Direction: Show all lines from the listing below that contain "with".

-----

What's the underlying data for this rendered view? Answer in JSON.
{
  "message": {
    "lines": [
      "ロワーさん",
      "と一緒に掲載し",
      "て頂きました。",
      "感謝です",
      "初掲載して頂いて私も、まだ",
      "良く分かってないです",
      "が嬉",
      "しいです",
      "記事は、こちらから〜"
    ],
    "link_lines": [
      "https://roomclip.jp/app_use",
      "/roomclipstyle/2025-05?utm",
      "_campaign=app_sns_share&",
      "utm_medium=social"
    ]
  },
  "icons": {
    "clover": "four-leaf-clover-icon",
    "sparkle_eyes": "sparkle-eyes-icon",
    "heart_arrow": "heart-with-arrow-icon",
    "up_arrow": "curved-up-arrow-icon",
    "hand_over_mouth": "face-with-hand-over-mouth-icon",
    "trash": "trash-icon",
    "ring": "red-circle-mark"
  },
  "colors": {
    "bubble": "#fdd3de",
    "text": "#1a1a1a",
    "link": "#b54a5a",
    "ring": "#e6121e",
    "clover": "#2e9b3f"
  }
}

-----

Problem solution:
    "heart_arrow": "heart-with-arrow-icon",
    "hand_over_mouth": "face-with-hand-over-mouth-icon",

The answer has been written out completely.